● **Chart and figure data**:
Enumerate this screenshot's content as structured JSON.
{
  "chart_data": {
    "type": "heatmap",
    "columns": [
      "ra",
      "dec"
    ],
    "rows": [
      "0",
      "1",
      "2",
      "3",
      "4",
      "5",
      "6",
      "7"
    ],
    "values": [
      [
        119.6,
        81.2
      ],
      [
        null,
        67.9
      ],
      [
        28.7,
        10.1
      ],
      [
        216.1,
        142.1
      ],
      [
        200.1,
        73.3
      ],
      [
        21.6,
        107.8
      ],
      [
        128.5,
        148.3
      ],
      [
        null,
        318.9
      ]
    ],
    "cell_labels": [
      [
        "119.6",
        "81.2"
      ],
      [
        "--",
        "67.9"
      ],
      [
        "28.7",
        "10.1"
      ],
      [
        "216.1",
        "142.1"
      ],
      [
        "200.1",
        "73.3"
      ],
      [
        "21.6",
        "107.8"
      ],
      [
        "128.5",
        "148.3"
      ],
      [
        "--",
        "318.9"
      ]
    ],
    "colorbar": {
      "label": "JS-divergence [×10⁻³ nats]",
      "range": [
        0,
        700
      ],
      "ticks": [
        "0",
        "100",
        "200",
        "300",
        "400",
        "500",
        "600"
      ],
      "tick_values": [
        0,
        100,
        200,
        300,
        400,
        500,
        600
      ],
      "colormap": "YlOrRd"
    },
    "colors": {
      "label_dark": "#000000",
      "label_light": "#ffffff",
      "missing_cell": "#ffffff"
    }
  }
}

● **Written instruction**: Make a verbatim copy of every entry shown above.

● **Task answer**:
Enumerate this screenshot's content as structured JSON.
{
  "chart_data": {
    "type": "heatmap",
    "columns": [
      "ra",
      "dec"
    ],
    "rows": [
      "0",
      "1",
      "2",
      "3",
      "4",
      "5",
      "6",
      "7"
    ],
    "values": [
      [
        119.6,
        81.2
      ],
      [
        null,
        67.9
      ],
      [
        28.7,
        10.1
      ],
      [
        216.1,
        142.1
      ],
      [
        200.1,
        73.3
      ],
      [
        21.6,
        107.8
      ],
      [
        128.5,
        148.3
      ],
      [
        null,
        318.9
      ]
    ],
    "cell_labels": [
      [
        "119.6",
        "81.2"
      ],
      [
        "--",
        "67.9"
      ],
      [
        "28.7",
        "10.1"
      ],
      [
        "216.1",
        "142.1"
      ],
      [
        "200.1",
        "73.3"
      ],
      [
        "21.6",
        "107.8"
      ],
      [
        "128.5",
        "148.3"
      ],
      [
        "--",
        "318.9"
      ]
    ],
    "colorbar": {
      "label": "JS-divergence [×10⁻³ nats]",
      "range": [
        0,
        700
      ],
      "ticks": [
        "0",
        "100",
        "200",
        "300",
        "400",
        "500",
        "600"
      ],
      "tick_values": [
        0,
        100,
        200,
        300,
        400,
        500,
        600
      ],
      "colormap": "YlOrRd"
    },
    "colors": {
      "label_dark": "#000000",
      "label_light": "#ffffff",
      "missing_cell": "#ffffff"
    }
  }
}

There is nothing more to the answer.